▸ What you have to do
Write out the material again exactly, please, and omit the pictures.

▸ Data excerpts
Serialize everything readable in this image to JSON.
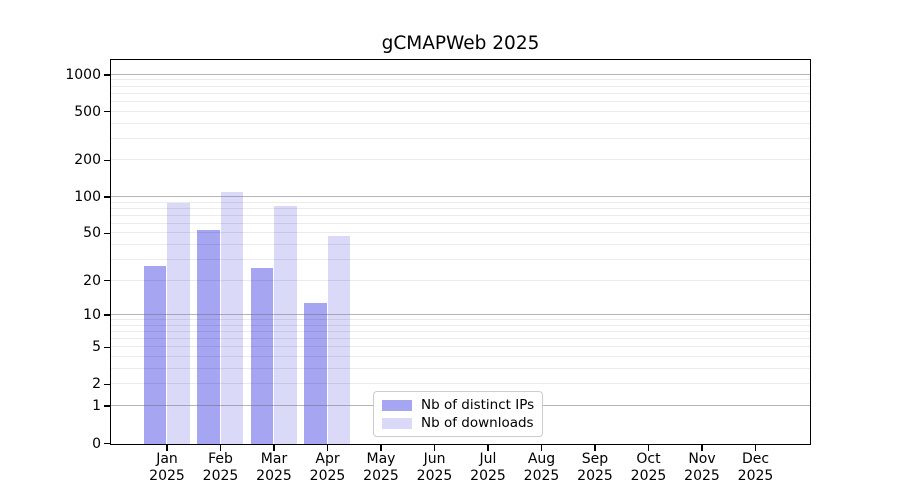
{
  "title": "gCMAPWeb 2025",
  "chart_data": {
    "type": "bar",
    "title": "gCMAPWeb 2025",
    "x_categories": [
      "Jan",
      "Feb",
      "Mar",
      "Apr",
      "May",
      "Jun",
      "Jul",
      "Aug",
      "Sep",
      "Oct",
      "Nov",
      "Dec"
    ],
    "x_year": "2025",
    "series": [
      {
        "name": "Nb of distinct IPs",
        "color": "#a5a5f2",
        "values": [
          27,
          54,
          26,
          13,
          0,
          0,
          0,
          0,
          0,
          0,
          0,
          0
        ]
      },
      {
        "name": "Nb of downloads",
        "color": "#dadaf8",
        "values": [
          90,
          112,
          85,
          48,
          0,
          0,
          0,
          0,
          0,
          0,
          0,
          0
        ]
      }
    ],
    "yaxis": {
      "scale": "log1p",
      "ticks": [
        0,
        1,
        2,
        5,
        10,
        20,
        50,
        100,
        200,
        500,
        1000
      ],
      "major_grid": [
        1,
        10,
        100,
        1000
      ],
      "minor_grid_bases": [
        1,
        10,
        100
      ],
      "range_top": 1300
    },
    "grid": true,
    "legend_position": "bottom-center"
  },
  "colors": {
    "major_grid": "rgba(110,110,110,0.5)",
    "minor_grid": "rgba(0,0,0,0.08)",
    "axis": "#000000",
    "text": "#000000",
    "background": "#ffffff",
    "legend_border": "#cccccc"
  }
}
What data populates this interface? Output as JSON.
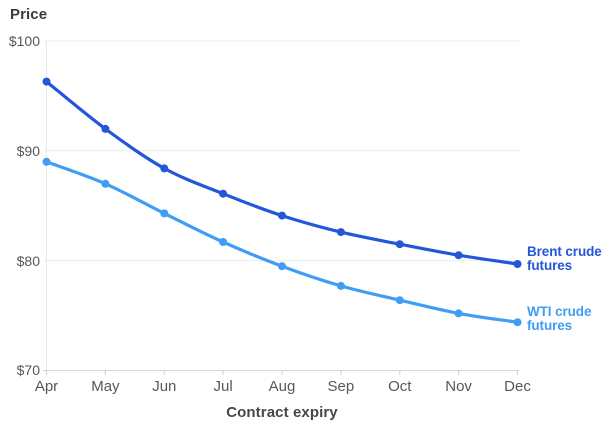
{
  "chart_data": {
    "type": "line",
    "title": "Price",
    "xlabel": "Contract expiry",
    "categories": [
      "Apr",
      "May",
      "Jun",
      "Jul",
      "Aug",
      "Sep",
      "Oct",
      "Nov",
      "Dec"
    ],
    "ylim": [
      70,
      100
    ],
    "yticks": [
      70,
      80,
      90,
      100
    ],
    "ytick_labels": [
      "$70",
      "$80",
      "$90",
      "$100"
    ],
    "grid": "horizontal",
    "legend_position": "series-end-labels-right",
    "series": [
      {
        "name": "brent-crude-futures",
        "label": "Brent crude futures",
        "label_lines": [
          "Brent crude",
          "futures"
        ],
        "color": "#2356d8",
        "values": [
          96.3,
          92.0,
          88.4,
          86.1,
          84.1,
          82.6,
          81.5,
          80.5,
          79.7
        ]
      },
      {
        "name": "wti-crude-futures",
        "label": "WTI crude futures",
        "label_lines": [
          "WTI crude",
          "futures"
        ],
        "color": "#3f9df5",
        "values": [
          89.0,
          87.0,
          84.3,
          81.7,
          79.5,
          77.7,
          76.4,
          75.2,
          74.4
        ]
      }
    ],
    "colors": {
      "grid": "#eaebec",
      "axis": "#d6d7d8",
      "tick": "#cfd0d1",
      "label_text": "#55575a",
      "title_text": "#3b3b3b"
    }
  }
}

▸ Correct result
Serialize everything readable in this image to JSON.
{
  "title": "gCMAPWeb 2025",
  "chart_data": {
    "type": "bar",
    "title": "gCMAPWeb 2025",
    "x_categories": [
      "Jan",
      "Feb",
      "Mar",
      "Apr",
      "May",
      "Jun",
      "Jul",
      "Aug",
      "Sep",
      "Oct",
      "Nov",
      "Dec"
    ],
    "x_year": "2025",
    "series": [
      {
        "name": "Nb of distinct IPs",
        "color": "#a5a5f2",
        "values": [
          27,
          54,
          26,
          13,
          0,
          0,
          0,
          0,
          0,
          0,
          0,
          0
        ]
      },
      {
        "name": "Nb of downloads",
        "color": "#dadaf8",
        "values": [
          90,
          112,
          85,
          48,
          0,
          0,
          0,
          0,
          0,
          0,
          0,
          0
        ]
      }
    ],
    "yaxis": {
      "scale": "log1p",
      "ticks": [
        0,
        1,
        2,
        5,
        10,
        20,
        50,
        100,
        200,
        500,
        1000
      ],
      "major_grid": [
        1,
        10,
        100,
        1000
      ],
      "minor_grid_bases": [
        1,
        10,
        100
      ],
      "range_top": 1300
    },
    "grid": true,
    "legend_position": "bottom-center"
  },
  "colors": {
    "major_grid": "rgba(110,110,110,0.5)",
    "minor_grid": "rgba(0,0,0,0.08)",
    "axis": "#000000",
    "text": "#000000",
    "background": "#ffffff",
    "legend_border": "#cccccc"
  }
}
What data populates this interface? Output as JSON.
{
  "chart_data": {
    "type": "line",
    "title": "Price",
    "xlabel": "Contract expiry",
    "categories": [
      "Apr",
      "May",
      "Jun",
      "Jul",
      "Aug",
      "Sep",
      "Oct",
      "Nov",
      "Dec"
    ],
    "ylim": [
      70,
      100
    ],
    "yticks": [
      70,
      80,
      90,
      100
    ],
    "ytick_labels": [
      "$70",
      "$80",
      "$90",
      "$100"
    ],
    "grid": "horizontal",
    "legend_position": "series-end-labels-right",
    "series": [
      {
        "name": "brent-crude-futures",
        "label": "Brent crude futures",
        "label_lines": [
          "Brent crude",
          "futures"
        ],
        "color": "#2356d8",
        "values": [
          96.3,
          92.0,
          88.4,
          86.1,
          84.1,
          82.6,
          81.5,
          80.5,
          79.7
        ]
      },
      {
        "name": "wti-crude-futures",
        "label": "WTI crude futures",
        "label_lines": [
          "WTI crude",
          "futures"
        ],
        "color": "#3f9df5",
        "values": [
          89.0,
          87.0,
          84.3,
          81.7,
          79.5,
          77.7,
          76.4,
          75.2,
          74.4
        ]
      }
    ],
    "colors": {
      "grid": "#eaebec",
      "axis": "#d6d7d8",
      "tick": "#cfd0d1",
      "label_text": "#55575a",
      "title_text": "#3b3b3b"
    }
  }
}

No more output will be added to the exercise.